-- TASK TO CARRY OUT --
Select from the data all lines with the word "this".

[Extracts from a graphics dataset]
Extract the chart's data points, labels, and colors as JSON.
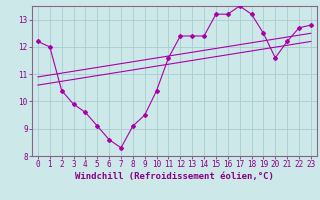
{
  "bg_color": "#cce8e8",
  "line_color": "#aa00aa",
  "grid_color": "#aacccc",
  "xlabel": "Windchill (Refroidissement éolien,°C)",
  "xlim": [
    -0.5,
    23.5
  ],
  "ylim": [
    8,
    13.5
  ],
  "yticks": [
    8,
    9,
    10,
    11,
    12,
    13
  ],
  "xticks": [
    0,
    1,
    2,
    3,
    4,
    5,
    6,
    7,
    8,
    9,
    10,
    11,
    12,
    13,
    14,
    15,
    16,
    17,
    18,
    19,
    20,
    21,
    22,
    23
  ],
  "data_x": [
    0,
    1,
    2,
    3,
    4,
    5,
    6,
    7,
    8,
    9,
    10,
    11,
    12,
    13,
    14,
    15,
    16,
    17,
    18,
    19,
    20,
    21,
    22,
    23
  ],
  "data_y": [
    12.2,
    12.0,
    10.4,
    9.9,
    9.6,
    9.1,
    8.6,
    8.3,
    9.1,
    9.5,
    10.4,
    11.6,
    12.4,
    12.4,
    12.4,
    13.2,
    13.2,
    13.5,
    13.2,
    12.5,
    11.6,
    12.2,
    12.7,
    12.8
  ],
  "trend1_x": [
    0,
    23
  ],
  "trend1_y": [
    10.6,
    12.2
  ],
  "trend2_x": [
    0,
    23
  ],
  "trend2_y": [
    10.9,
    12.5
  ],
  "marker": "D",
  "markersize": 2.0,
  "linewidth": 0.8,
  "xlabel_fontsize": 6.5,
  "tick_fontsize": 5.5,
  "tick_color": "#880088",
  "spine_color": "#886688"
}
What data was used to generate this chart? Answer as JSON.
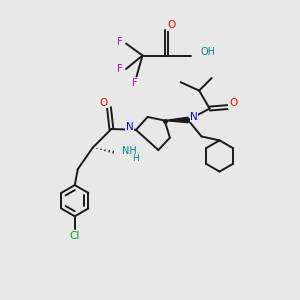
{
  "bg_color": "#e8e8e8",
  "bond_color": "#1a1a1a",
  "bond_width": 1.4,
  "atom_colors": {
    "N": "#0000ff",
    "O": "#ff0000",
    "F": "#cc00cc",
    "Cl": "#00aa00",
    "NH2": "#008888",
    "C": "#1a1a1a",
    "H": "#008888"
  },
  "font_size": 7.0
}
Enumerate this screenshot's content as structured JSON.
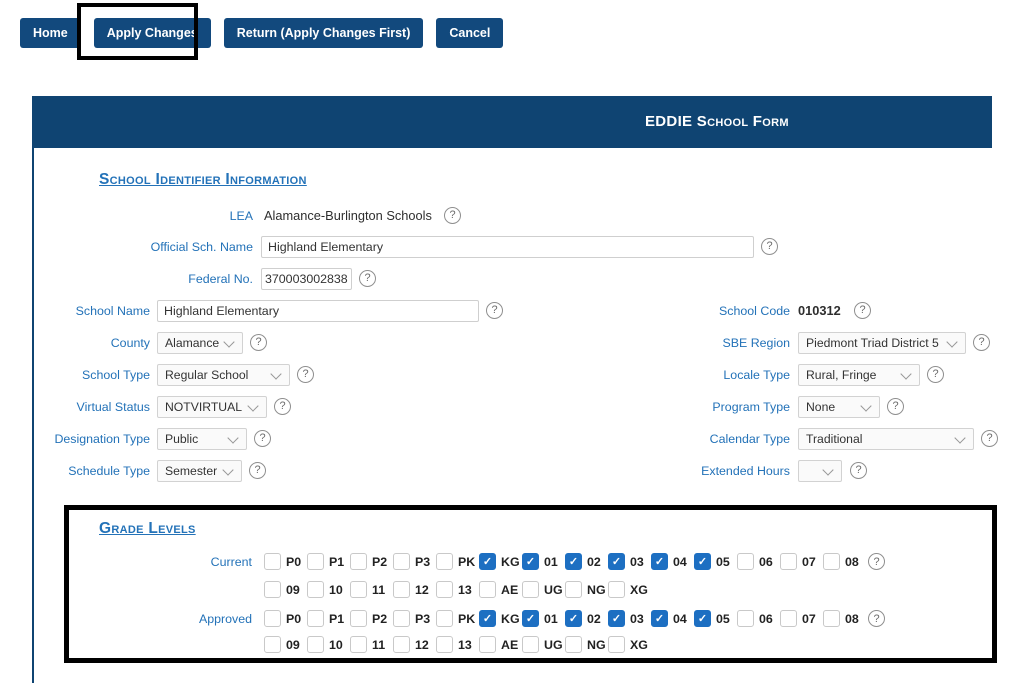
{
  "toolbar": {
    "home": "Home",
    "apply_changes": "Apply Changes",
    "return": "Return (Apply Changes First)",
    "cancel": "Cancel"
  },
  "form": {
    "title": "EDDIE School Form"
  },
  "identifier_section": {
    "heading": "School Identifier Information",
    "lea_label": "LEA",
    "lea_value": "Alamance-Burlington Schools",
    "official_name_label": "Official Sch. Name",
    "official_name_value": "Highland Elementary",
    "federal_no_label": "Federal No.",
    "federal_no_value": "370003002838",
    "school_name_label": "School Name",
    "school_name_value": "Highland Elementary",
    "school_code_label": "School Code",
    "school_code_value": "010312",
    "county_label": "County",
    "county_value": "Alamance",
    "sbe_region_label": "SBE Region",
    "sbe_region_value": "Piedmont Triad District 5",
    "school_type_label": "School Type",
    "school_type_value": "Regular School",
    "locale_type_label": "Locale Type",
    "locale_type_value": "Rural, Fringe",
    "virtual_status_label": "Virtual Status",
    "virtual_status_value": "NOTVIRTUAL",
    "program_type_label": "Program Type",
    "program_type_value": "None",
    "designation_type_label": "Designation Type",
    "designation_type_value": "Public",
    "calendar_type_label": "Calendar Type",
    "calendar_type_value": "Traditional",
    "schedule_type_label": "Schedule Type",
    "schedule_type_value": "Semester",
    "extended_hours_label": "Extended Hours",
    "extended_hours_value": ""
  },
  "grade_levels": {
    "heading": "Grade Levels",
    "row1_grades": [
      "P0",
      "P1",
      "P2",
      "P3",
      "PK",
      "KG",
      "01",
      "02",
      "03",
      "04",
      "05",
      "06",
      "07",
      "08"
    ],
    "row2_grades": [
      "09",
      "10",
      "11",
      "12",
      "13",
      "AE",
      "UG",
      "NG",
      "XG"
    ],
    "groups": [
      {
        "label": "Current",
        "checked": [
          "KG",
          "01",
          "02",
          "03",
          "04",
          "05"
        ]
      },
      {
        "label": "Approved",
        "checked": [
          "KG",
          "01",
          "02",
          "03",
          "04",
          "05"
        ]
      }
    ]
  },
  "icons": {
    "help": "?",
    "check": "✓"
  },
  "colors": {
    "navy": "#0f4472",
    "button_navy": "#12497d",
    "label_blue": "#2372b8",
    "checkbox_checked": "#1d6fc2",
    "annotation": "#000000"
  }
}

-- CORRECT OUTPUT --
What data was used to generate this chart? Answer as JSON.
Enumerate this screenshot's content as structured JSON.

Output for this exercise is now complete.